Given request -
Copy the lines of the material verbatim, starting at its first line and ending with the line that contains "card-watermark: [302, 175, 318, 209]".

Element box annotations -
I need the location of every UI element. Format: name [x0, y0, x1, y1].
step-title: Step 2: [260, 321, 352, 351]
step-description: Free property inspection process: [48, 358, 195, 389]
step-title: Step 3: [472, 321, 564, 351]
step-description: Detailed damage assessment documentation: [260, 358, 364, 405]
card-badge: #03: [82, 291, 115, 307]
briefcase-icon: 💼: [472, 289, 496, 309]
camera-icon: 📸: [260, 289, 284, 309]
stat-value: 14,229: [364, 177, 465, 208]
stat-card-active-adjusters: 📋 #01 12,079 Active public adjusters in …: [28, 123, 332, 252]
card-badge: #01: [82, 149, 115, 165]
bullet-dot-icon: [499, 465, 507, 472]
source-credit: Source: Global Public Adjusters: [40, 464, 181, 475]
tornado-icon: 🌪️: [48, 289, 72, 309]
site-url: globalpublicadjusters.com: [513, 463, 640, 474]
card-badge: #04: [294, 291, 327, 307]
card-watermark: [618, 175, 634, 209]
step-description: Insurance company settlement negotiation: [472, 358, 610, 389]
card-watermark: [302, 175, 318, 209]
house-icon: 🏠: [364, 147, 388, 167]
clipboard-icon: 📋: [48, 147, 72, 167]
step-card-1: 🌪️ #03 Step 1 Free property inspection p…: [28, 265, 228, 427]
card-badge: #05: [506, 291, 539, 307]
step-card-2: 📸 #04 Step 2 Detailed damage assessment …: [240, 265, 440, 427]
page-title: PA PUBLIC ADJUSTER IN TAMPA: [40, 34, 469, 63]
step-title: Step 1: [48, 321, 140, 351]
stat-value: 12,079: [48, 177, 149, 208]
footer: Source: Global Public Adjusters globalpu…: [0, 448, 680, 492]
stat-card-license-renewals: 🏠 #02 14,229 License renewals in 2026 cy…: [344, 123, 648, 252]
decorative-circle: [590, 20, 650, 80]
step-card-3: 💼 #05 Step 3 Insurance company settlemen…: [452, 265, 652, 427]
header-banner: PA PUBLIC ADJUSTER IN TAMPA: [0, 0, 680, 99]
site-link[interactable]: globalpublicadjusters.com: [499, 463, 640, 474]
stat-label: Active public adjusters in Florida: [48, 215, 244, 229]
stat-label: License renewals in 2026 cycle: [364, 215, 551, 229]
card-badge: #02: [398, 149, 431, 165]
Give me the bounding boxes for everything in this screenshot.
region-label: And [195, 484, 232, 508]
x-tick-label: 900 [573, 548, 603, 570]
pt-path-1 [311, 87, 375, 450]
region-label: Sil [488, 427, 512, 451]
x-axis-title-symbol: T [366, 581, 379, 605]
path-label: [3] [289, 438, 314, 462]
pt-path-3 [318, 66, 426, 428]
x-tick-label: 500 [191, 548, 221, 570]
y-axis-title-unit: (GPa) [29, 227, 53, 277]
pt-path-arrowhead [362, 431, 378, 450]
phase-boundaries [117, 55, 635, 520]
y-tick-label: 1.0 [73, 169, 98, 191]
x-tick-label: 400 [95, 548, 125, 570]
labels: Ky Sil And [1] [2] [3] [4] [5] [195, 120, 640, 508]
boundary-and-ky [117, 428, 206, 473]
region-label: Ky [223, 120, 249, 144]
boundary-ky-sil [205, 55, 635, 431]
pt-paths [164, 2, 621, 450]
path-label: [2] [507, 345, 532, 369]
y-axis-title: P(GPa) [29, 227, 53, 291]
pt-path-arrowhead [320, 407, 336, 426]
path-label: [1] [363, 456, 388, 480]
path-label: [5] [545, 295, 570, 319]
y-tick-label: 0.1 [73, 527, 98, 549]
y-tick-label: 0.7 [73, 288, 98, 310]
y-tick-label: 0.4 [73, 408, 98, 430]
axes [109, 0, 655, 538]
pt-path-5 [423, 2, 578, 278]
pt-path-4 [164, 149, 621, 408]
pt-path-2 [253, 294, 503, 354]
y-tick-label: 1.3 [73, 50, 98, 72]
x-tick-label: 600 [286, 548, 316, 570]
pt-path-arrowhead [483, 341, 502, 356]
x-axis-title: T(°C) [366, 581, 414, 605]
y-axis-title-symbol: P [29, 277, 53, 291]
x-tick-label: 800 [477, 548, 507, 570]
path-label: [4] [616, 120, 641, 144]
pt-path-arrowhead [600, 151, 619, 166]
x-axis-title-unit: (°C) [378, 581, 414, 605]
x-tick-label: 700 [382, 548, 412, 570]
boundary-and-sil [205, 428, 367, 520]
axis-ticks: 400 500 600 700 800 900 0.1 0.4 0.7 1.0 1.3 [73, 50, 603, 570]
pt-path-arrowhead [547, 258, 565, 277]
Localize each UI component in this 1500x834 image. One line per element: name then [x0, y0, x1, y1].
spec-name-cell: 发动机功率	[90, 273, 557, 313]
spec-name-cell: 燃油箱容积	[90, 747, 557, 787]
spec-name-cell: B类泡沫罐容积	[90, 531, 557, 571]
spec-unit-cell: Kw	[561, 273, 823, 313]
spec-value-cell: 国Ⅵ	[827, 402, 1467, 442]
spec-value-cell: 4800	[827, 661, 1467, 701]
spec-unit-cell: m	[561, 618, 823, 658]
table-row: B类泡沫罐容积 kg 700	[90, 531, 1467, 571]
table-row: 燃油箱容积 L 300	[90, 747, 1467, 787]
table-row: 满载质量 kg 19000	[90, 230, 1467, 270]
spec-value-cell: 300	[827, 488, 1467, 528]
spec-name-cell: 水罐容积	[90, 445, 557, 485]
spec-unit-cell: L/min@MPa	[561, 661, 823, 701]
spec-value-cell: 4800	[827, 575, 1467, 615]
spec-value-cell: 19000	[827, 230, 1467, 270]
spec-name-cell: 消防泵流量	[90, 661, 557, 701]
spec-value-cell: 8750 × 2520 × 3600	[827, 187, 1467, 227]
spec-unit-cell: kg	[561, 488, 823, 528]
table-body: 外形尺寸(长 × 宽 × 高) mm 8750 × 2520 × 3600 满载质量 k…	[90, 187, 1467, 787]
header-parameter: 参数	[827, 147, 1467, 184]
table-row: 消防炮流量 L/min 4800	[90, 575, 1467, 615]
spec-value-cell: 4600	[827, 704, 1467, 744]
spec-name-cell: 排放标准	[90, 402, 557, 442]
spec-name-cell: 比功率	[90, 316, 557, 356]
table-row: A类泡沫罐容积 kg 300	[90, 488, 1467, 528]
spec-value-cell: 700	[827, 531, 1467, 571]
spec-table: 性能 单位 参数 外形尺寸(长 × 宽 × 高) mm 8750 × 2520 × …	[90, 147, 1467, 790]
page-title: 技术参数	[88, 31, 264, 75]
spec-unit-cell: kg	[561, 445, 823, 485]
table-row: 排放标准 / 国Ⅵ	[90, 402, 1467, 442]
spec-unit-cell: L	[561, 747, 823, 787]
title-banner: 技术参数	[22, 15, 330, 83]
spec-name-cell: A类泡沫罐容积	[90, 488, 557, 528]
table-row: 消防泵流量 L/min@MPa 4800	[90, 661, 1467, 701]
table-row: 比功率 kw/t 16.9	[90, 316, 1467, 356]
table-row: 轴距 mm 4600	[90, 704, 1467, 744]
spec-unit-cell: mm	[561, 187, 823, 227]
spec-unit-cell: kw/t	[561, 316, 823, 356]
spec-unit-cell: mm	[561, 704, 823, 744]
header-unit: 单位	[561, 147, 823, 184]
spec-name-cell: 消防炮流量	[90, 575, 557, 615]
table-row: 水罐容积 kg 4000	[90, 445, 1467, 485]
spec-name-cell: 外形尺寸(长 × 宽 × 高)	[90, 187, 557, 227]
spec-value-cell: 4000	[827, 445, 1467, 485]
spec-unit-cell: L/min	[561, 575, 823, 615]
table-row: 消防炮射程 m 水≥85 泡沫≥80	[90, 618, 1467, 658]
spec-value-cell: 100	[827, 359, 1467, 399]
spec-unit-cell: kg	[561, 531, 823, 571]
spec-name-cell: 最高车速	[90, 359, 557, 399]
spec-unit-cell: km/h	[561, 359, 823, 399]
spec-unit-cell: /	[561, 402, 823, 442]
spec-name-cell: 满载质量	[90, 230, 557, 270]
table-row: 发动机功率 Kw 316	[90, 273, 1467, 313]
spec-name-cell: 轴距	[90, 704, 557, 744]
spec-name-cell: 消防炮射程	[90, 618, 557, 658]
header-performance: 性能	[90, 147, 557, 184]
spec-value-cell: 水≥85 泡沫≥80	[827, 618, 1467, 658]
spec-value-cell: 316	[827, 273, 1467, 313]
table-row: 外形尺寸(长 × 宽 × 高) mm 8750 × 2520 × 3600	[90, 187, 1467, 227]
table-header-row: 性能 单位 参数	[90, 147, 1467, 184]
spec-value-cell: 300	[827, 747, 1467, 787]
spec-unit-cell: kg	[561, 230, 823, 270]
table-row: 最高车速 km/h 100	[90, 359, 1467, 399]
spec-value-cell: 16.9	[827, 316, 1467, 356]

Full solution -
I need the location of every UI element. Format: name [x0, y0, x1, y1].
step-title: Step 2: [260, 321, 352, 351]
step-description: Free property inspection process: [48, 358, 195, 389]
step-title: Step 3: [472, 321, 564, 351]
step-description: Detailed damage assessment documentation: [260, 358, 364, 405]
card-badge: #03: [82, 291, 115, 307]
briefcase-icon: 💼: [472, 289, 496, 309]
camera-icon: 📸: [260, 289, 284, 309]
stat-value: 14,229: [364, 177, 465, 208]
stat-card-active-adjusters: 📋 #01 12,079 Active public adjusters in …: [28, 123, 332, 252]
card-badge: #01: [82, 149, 115, 165]
bullet-dot-icon: [499, 465, 507, 472]
source-credit: Source: Global Public Adjusters: [40, 464, 181, 475]
tornado-icon: 🌪️: [48, 289, 72, 309]
site-url: globalpublicadjusters.com: [513, 463, 640, 474]
card-badge: #04: [294, 291, 327, 307]
card-watermark: [618, 175, 634, 209]
step-description: Insurance company settlement negotiation: [472, 358, 610, 389]
card-watermark: [302, 175, 318, 209]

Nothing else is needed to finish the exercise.